## Aim of the exercise:
Leave out the images and repeat the listing below without a single change.

Rows from a dataset
◇ ◇ ◇
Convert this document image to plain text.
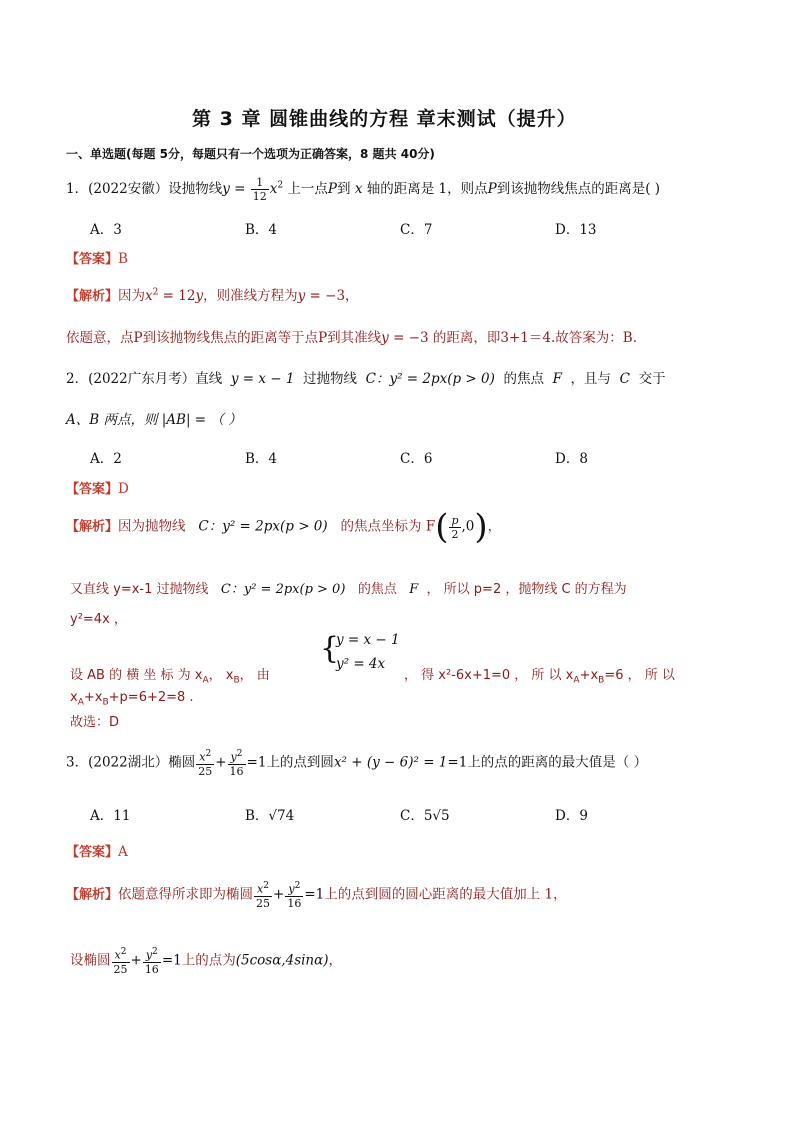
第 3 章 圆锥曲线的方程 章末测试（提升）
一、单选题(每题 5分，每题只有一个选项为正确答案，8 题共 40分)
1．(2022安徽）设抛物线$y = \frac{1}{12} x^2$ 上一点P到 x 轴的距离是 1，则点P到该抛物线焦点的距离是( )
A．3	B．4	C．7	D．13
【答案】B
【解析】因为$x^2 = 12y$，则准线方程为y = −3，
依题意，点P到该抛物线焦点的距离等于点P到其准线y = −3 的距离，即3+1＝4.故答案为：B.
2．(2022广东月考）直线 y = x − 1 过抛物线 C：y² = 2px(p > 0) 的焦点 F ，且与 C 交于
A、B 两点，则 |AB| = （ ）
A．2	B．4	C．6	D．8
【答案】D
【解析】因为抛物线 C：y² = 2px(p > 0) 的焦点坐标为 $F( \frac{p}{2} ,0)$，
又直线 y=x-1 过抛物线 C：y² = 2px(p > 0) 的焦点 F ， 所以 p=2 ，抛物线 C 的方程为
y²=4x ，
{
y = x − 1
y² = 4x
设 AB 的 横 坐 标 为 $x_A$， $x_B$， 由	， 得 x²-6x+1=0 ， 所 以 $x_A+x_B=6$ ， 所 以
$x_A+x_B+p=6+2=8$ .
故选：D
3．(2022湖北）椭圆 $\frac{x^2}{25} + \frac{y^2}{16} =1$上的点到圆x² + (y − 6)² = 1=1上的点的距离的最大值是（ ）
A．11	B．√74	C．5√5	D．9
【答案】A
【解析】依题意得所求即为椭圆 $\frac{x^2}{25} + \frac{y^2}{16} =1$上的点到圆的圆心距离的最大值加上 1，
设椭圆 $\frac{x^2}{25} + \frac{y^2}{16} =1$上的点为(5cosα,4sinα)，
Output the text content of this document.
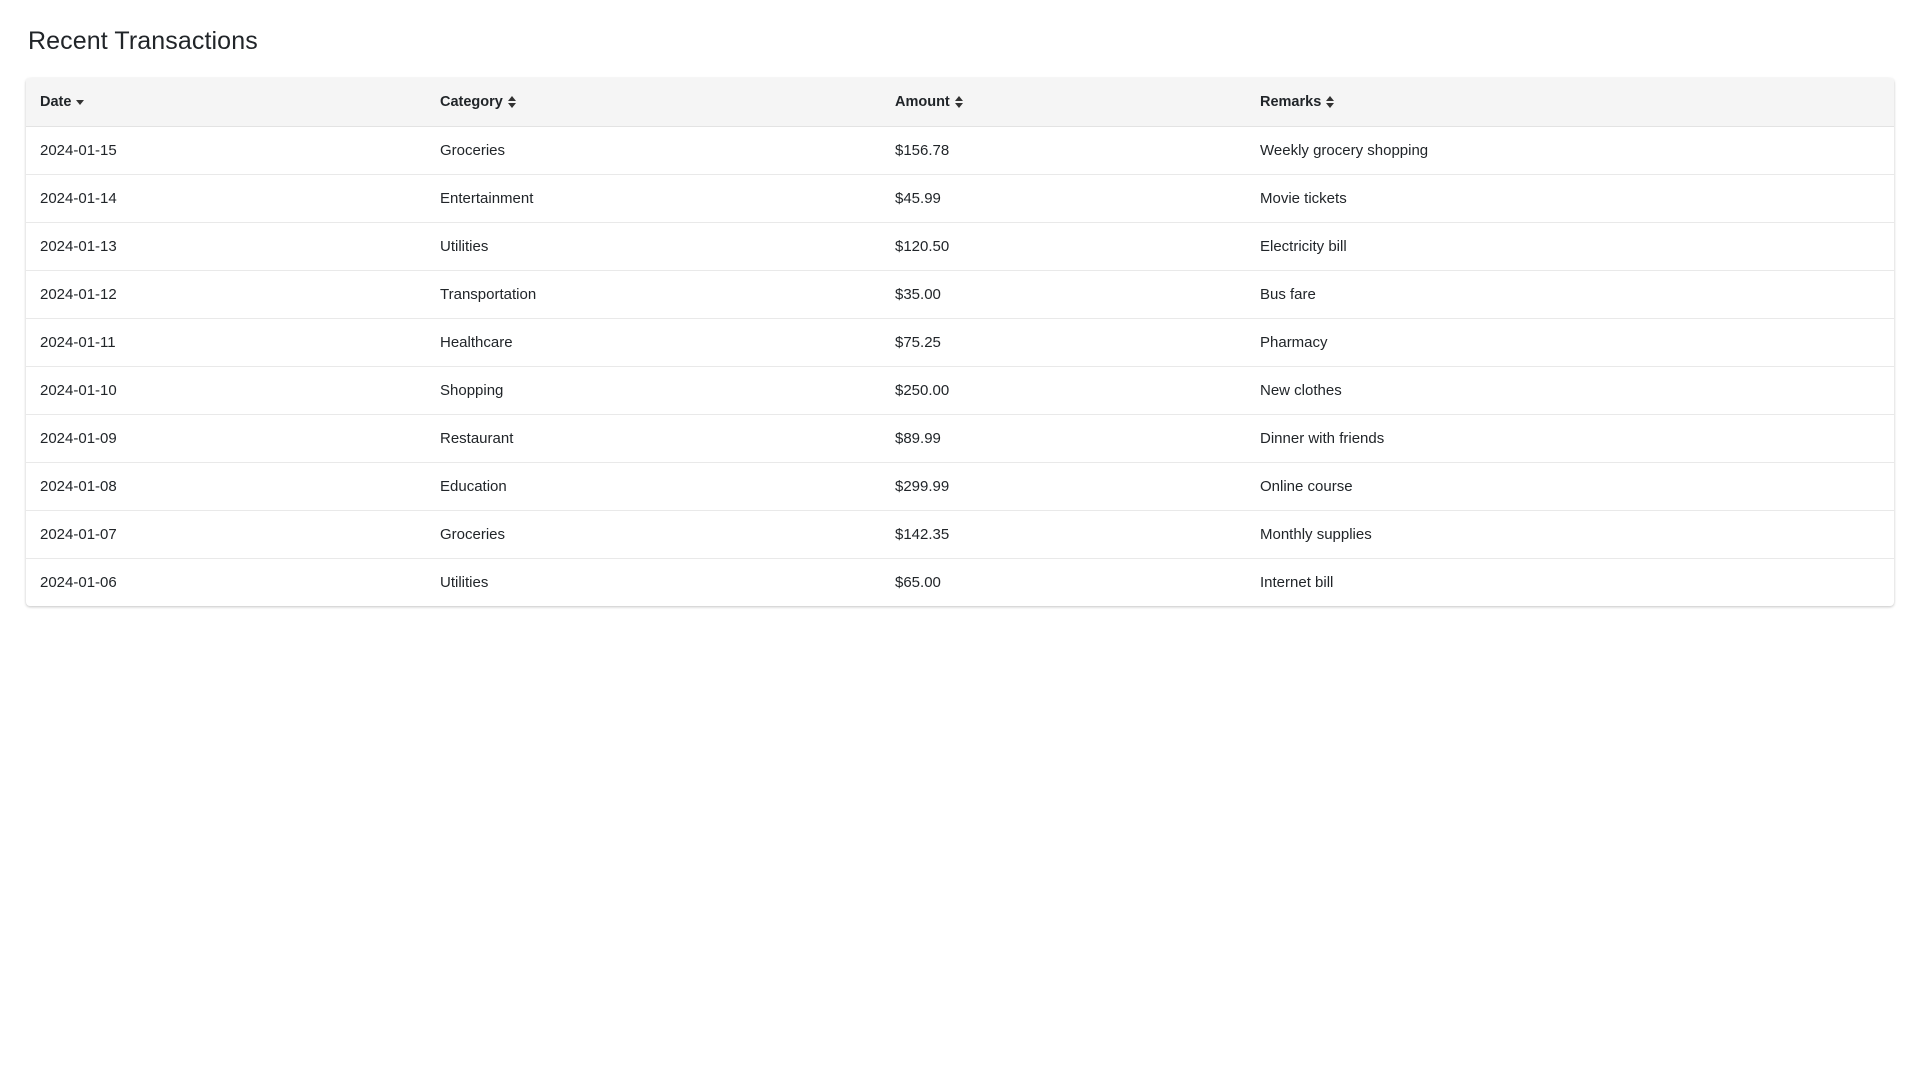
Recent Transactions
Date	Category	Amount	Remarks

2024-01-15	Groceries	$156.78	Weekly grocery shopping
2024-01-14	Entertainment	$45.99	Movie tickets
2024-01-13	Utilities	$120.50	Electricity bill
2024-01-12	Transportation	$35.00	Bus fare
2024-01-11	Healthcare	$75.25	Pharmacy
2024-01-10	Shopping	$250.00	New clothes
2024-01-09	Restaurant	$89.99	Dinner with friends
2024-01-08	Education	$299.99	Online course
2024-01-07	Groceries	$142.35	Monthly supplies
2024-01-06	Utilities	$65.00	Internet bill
◇ ◇ ◇
## Complete answer:
Convert this document image to plain text.
第 3 章 圆锥曲线的方程 章末测试（提升）
一、单选题(每题 5分，每题只有一个选项为正确答案，8 题共 40分)
1．(2022安徽）设抛物线$y = \frac{1}{12} x^2$ 上一点P到 x 轴的距离是 1，则点P到该抛物线焦点的距离是( )
A．3	B．4	C．7	D．13
【答案】B
【解析】因为$x^2 = 12y$，则准线方程为y = −3，
依题意，点P到该抛物线焦点的距离等于点P到其准线y = −3 的距离，即3+1＝4.故答案为：B.
2．(2022广东月考）直线 y = x − 1 过抛物线 C：y² = 2px(p > 0) 的焦点 F ，且与 C 交于
A、B 两点，则 |AB| = （ ）
A．2	B．4	C．6	D．8
【答案】D
【解析】因为抛物线 C：y² = 2px(p > 0) 的焦点坐标为 $F( \frac{p}{2} ,0)$，
又直线 y=x-1 过抛物线 C：y² = 2px(p > 0) 的焦点 F ， 所以 p=2 ，抛物线 C 的方程为
y²=4x ，
{
y = x − 1
y² = 4x
设 AB 的 横 坐 标 为 $x_A$， $x_B$， 由	， 得 x²-6x+1=0 ， 所 以 $x_A+x_B=6$ ， 所 以
$x_A+x_B+p=6+2=8$ .
故选：D
3．(2022湖北）椭圆 $\frac{x^2}{25} + \frac{y^2}{16} =1$上的点到圆x² + (y − 6)² = 1=1上的点的距离的最大值是（ ）
A．11	B．√74	C．5√5	D．9
【答案】A
【解析】依题意得所求即为椭圆 $\frac{x^2}{25} + \frac{y^2}{16} =1$上的点到圆的圆心距离的最大值加上 1，
设椭圆 $\frac{x^2}{25} + \frac{y^2}{16} =1$上的点为(5cosα,4sinα)，
Output the text content of this document.
Recent Transactions
Date	Category	Amount	Remarks

2024-01-15	Groceries	$156.78	Weekly grocery shopping
2024-01-14	Entertainment	$45.99	Movie tickets
2024-01-13	Utilities	$120.50	Electricity bill
2024-01-12	Transportation	$35.00	Bus fare
2024-01-11	Healthcare	$75.25	Pharmacy
2024-01-10	Shopping	$250.00	New clothes
2024-01-09	Restaurant	$89.99	Dinner with friends
2024-01-08	Education	$299.99	Online course
2024-01-07	Groceries	$142.35	Monthly supplies
2024-01-06	Utilities	$65.00	Internet bill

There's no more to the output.